- [Task details]
Return the listing below exactly, with the pictures dropped.

- [Exercise input]
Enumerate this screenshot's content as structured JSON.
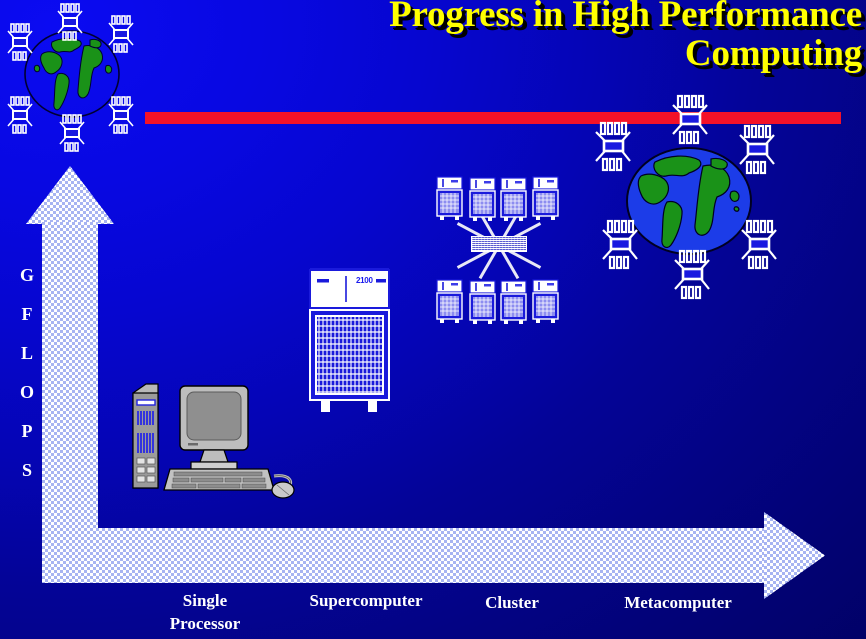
{
  "slide": {
    "title_line1": "Progress in High Performance",
    "title_line2": "Computing",
    "title_color": "#ffff00",
    "title_shadow_color": "#000000",
    "background_color_bright": "#0b0bf2",
    "background_color_dark": "#010166",
    "accent_bar_color": "#f41228"
  },
  "axes": {
    "y_axis_letters": [
      "G",
      "F",
      "L",
      "O",
      "P",
      "S"
    ],
    "y_axis_name": "GFLOPS",
    "x_axis_labels": [
      {
        "text": "Single\nProcessor",
        "name": "single-processor"
      },
      {
        "text": "Supercomputer",
        "name": "supercomputer"
      },
      {
        "text": "Cluster",
        "name": "cluster"
      },
      {
        "text": "Metacomputer",
        "name": "metacomputer"
      }
    ],
    "arrow_fill_color": "#a7b4f2",
    "label_color": "#ffffff"
  },
  "graphics": {
    "supercomputer_model_label": "2100",
    "cluster_node_count": 8,
    "globe_chip_count_left": 6,
    "globe_chip_count_right": 6,
    "globe_land_color": "#1a9218",
    "globe_ocean_color": "#1c3ce8",
    "chip_color": "#ffffff",
    "pc_case_color": "#a0a0a0"
  },
  "chart_data": {
    "type": "scatter",
    "title": "Progress in High Performance Computing",
    "xlabel": "",
    "ylabel": "GFLOPS",
    "categories": [
      "Single Processor",
      "Supercomputer",
      "Cluster",
      "Metacomputer"
    ],
    "values": [
      1,
      2,
      3,
      4
    ],
    "annotations": [
      "Single Processor - desktop PC",
      "Supercomputer - single cabinet model 2100",
      "Cluster - 8 nodes connected via central switch",
      "Metacomputer - globally distributed CPUs around the world"
    ],
    "grid": false,
    "legend": "none"
  }
}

- [Exercise answer]
Enumerate this screenshot's content as structured JSON.
{
  "slide": {
    "title_line1": "Progress in High Performance",
    "title_line2": "Computing",
    "title_color": "#ffff00",
    "title_shadow_color": "#000000",
    "background_color_bright": "#0b0bf2",
    "background_color_dark": "#010166",
    "accent_bar_color": "#f41228"
  },
  "axes": {
    "y_axis_letters": [
      "G",
      "F",
      "L",
      "O",
      "P",
      "S"
    ],
    "y_axis_name": "GFLOPS",
    "x_axis_labels": [
      {
        "text": "Single\nProcessor",
        "name": "single-processor"
      },
      {
        "text": "Supercomputer",
        "name": "supercomputer"
      },
      {
        "text": "Cluster",
        "name": "cluster"
      },
      {
        "text": "Metacomputer",
        "name": "metacomputer"
      }
    ],
    "arrow_fill_color": "#a7b4f2",
    "label_color": "#ffffff"
  },
  "graphics": {
    "supercomputer_model_label": "2100",
    "cluster_node_count": 8,
    "globe_chip_count_left": 6,
    "globe_chip_count_right": 6,
    "globe_land_color": "#1a9218",
    "globe_ocean_color": "#1c3ce8",
    "chip_color": "#ffffff",
    "pc_case_color": "#a0a0a0"
  },
  "chart_data": {
    "type": "scatter",
    "title": "Progress in High Performance Computing",
    "xlabel": "",
    "ylabel": "GFLOPS",
    "categories": [
      "Single Processor",
      "Supercomputer",
      "Cluster",
      "Metacomputer"
    ],
    "values": [
      1,
      2,
      3,
      4
    ],
    "annotations": [
      "Single Processor - desktop PC",
      "Supercomputer - single cabinet model 2100",
      "Cluster - 8 nodes connected via central switch",
      "Metacomputer - globally distributed CPUs around the world"
    ],
    "grid": false,
    "legend": "none"
  }
}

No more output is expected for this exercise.